> WORK TO COMPLETE:
In your copy, leave out the pictures and repeat the entries below exactly.
━━━━━ DATASET RECORDS ━━━━━
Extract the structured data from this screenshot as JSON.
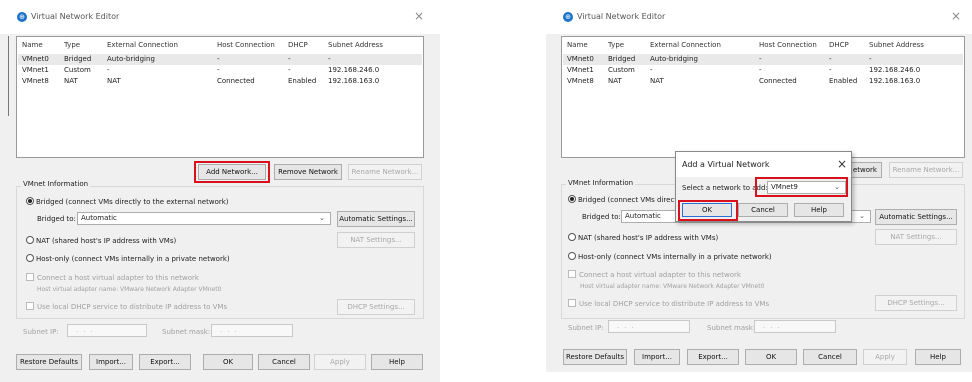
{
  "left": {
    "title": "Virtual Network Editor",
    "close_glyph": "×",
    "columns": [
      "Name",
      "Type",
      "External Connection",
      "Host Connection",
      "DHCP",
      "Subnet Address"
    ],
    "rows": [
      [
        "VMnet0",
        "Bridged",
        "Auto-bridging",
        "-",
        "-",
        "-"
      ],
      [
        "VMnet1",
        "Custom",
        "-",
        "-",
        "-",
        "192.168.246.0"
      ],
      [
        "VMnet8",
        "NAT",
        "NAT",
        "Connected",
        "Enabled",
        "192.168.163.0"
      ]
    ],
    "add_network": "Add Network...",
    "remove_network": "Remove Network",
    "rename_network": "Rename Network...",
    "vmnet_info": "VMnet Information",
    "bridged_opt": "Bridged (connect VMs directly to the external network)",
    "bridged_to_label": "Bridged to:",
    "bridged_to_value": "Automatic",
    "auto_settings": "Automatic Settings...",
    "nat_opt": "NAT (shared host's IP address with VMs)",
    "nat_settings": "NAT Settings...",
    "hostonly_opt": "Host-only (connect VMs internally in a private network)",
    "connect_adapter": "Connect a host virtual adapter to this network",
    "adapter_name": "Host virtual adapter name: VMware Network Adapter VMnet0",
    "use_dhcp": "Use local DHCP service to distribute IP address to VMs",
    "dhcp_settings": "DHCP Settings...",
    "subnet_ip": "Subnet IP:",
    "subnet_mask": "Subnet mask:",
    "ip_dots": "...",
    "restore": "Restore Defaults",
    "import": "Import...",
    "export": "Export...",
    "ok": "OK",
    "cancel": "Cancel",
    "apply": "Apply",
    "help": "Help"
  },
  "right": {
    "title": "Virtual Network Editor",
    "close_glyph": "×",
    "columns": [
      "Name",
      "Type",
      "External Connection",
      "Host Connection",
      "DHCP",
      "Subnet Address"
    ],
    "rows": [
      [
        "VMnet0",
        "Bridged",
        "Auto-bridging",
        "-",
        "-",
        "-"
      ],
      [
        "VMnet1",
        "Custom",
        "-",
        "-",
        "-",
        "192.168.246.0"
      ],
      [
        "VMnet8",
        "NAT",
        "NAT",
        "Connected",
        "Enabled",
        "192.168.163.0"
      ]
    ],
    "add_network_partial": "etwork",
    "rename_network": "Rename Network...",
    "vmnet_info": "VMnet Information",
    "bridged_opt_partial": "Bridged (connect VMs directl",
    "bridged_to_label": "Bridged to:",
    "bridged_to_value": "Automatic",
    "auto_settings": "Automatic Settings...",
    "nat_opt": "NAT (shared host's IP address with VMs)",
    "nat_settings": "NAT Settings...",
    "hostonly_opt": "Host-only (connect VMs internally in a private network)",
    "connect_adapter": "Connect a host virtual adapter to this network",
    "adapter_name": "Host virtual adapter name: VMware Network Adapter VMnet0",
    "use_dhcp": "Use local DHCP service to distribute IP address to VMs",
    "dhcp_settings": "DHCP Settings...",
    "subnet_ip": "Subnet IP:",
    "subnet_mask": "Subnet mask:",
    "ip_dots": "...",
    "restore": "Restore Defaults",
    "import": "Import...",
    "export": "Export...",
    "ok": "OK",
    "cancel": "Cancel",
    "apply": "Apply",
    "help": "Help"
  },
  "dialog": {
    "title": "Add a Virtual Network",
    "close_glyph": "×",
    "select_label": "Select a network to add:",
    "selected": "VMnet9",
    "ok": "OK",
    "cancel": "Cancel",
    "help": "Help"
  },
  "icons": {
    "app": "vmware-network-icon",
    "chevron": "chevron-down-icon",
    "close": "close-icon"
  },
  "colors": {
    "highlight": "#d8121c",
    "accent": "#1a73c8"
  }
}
━━━━━
> ANSWER TO THIS EXERCISE:
Extract the structured data from this screenshot as JSON.
{
  "left": {
    "title": "Virtual Network Editor",
    "close_glyph": "×",
    "columns": [
      "Name",
      "Type",
      "External Connection",
      "Host Connection",
      "DHCP",
      "Subnet Address"
    ],
    "rows": [
      [
        "VMnet0",
        "Bridged",
        "Auto-bridging",
        "-",
        "-",
        "-"
      ],
      [
        "VMnet1",
        "Custom",
        "-",
        "-",
        "-",
        "192.168.246.0"
      ],
      [
        "VMnet8",
        "NAT",
        "NAT",
        "Connected",
        "Enabled",
        "192.168.163.0"
      ]
    ],
    "add_network": "Add Network...",
    "remove_network": "Remove Network",
    "rename_network": "Rename Network...",
    "vmnet_info": "VMnet Information",
    "bridged_opt": "Bridged (connect VMs directly to the external network)",
    "bridged_to_label": "Bridged to:",
    "bridged_to_value": "Automatic",
    "auto_settings": "Automatic Settings...",
    "nat_opt": "NAT (shared host's IP address with VMs)",
    "nat_settings": "NAT Settings...",
    "hostonly_opt": "Host-only (connect VMs internally in a private network)",
    "connect_adapter": "Connect a host virtual adapter to this network",
    "adapter_name": "Host virtual adapter name: VMware Network Adapter VMnet0",
    "use_dhcp": "Use local DHCP service to distribute IP address to VMs",
    "dhcp_settings": "DHCP Settings...",
    "subnet_ip": "Subnet IP:",
    "subnet_mask": "Subnet mask:",
    "ip_dots": "...",
    "restore": "Restore Defaults",
    "import": "Import...",
    "export": "Export...",
    "ok": "OK",
    "cancel": "Cancel",
    "apply": "Apply",
    "help": "Help"
  },
  "right": {
    "title": "Virtual Network Editor",
    "close_glyph": "×",
    "columns": [
      "Name",
      "Type",
      "External Connection",
      "Host Connection",
      "DHCP",
      "Subnet Address"
    ],
    "rows": [
      [
        "VMnet0",
        "Bridged",
        "Auto-bridging",
        "-",
        "-",
        "-"
      ],
      [
        "VMnet1",
        "Custom",
        "-",
        "-",
        "-",
        "192.168.246.0"
      ],
      [
        "VMnet8",
        "NAT",
        "NAT",
        "Connected",
        "Enabled",
        "192.168.163.0"
      ]
    ],
    "add_network_partial": "etwork",
    "rename_network": "Rename Network...",
    "vmnet_info": "VMnet Information",
    "bridged_opt_partial": "Bridged (connect VMs directl",
    "bridged_to_label": "Bridged to:",
    "bridged_to_value": "Automatic",
    "auto_settings": "Automatic Settings...",
    "nat_opt": "NAT (shared host's IP address with VMs)",
    "nat_settings": "NAT Settings...",
    "hostonly_opt": "Host-only (connect VMs internally in a private network)",
    "connect_adapter": "Connect a host virtual adapter to this network",
    "adapter_name": "Host virtual adapter name: VMware Network Adapter VMnet0",
    "use_dhcp": "Use local DHCP service to distribute IP address to VMs",
    "dhcp_settings": "DHCP Settings...",
    "subnet_ip": "Subnet IP:",
    "subnet_mask": "Subnet mask:",
    "ip_dots": "...",
    "restore": "Restore Defaults",
    "import": "Import...",
    "export": "Export...",
    "ok": "OK",
    "cancel": "Cancel",
    "apply": "Apply",
    "help": "Help"
  },
  "dialog": {
    "title": "Add a Virtual Network",
    "close_glyph": "×",
    "select_label": "Select a network to add:",
    "selected": "VMnet9",
    "ok": "OK",
    "cancel": "Cancel",
    "help": "Help"
  },
  "icons": {
    "app": "vmware-network-icon",
    "chevron": "chevron-down-icon",
    "close": "close-icon"
  },
  "colors": {
    "highlight": "#d8121c",
    "accent": "#1a73c8"
  }
}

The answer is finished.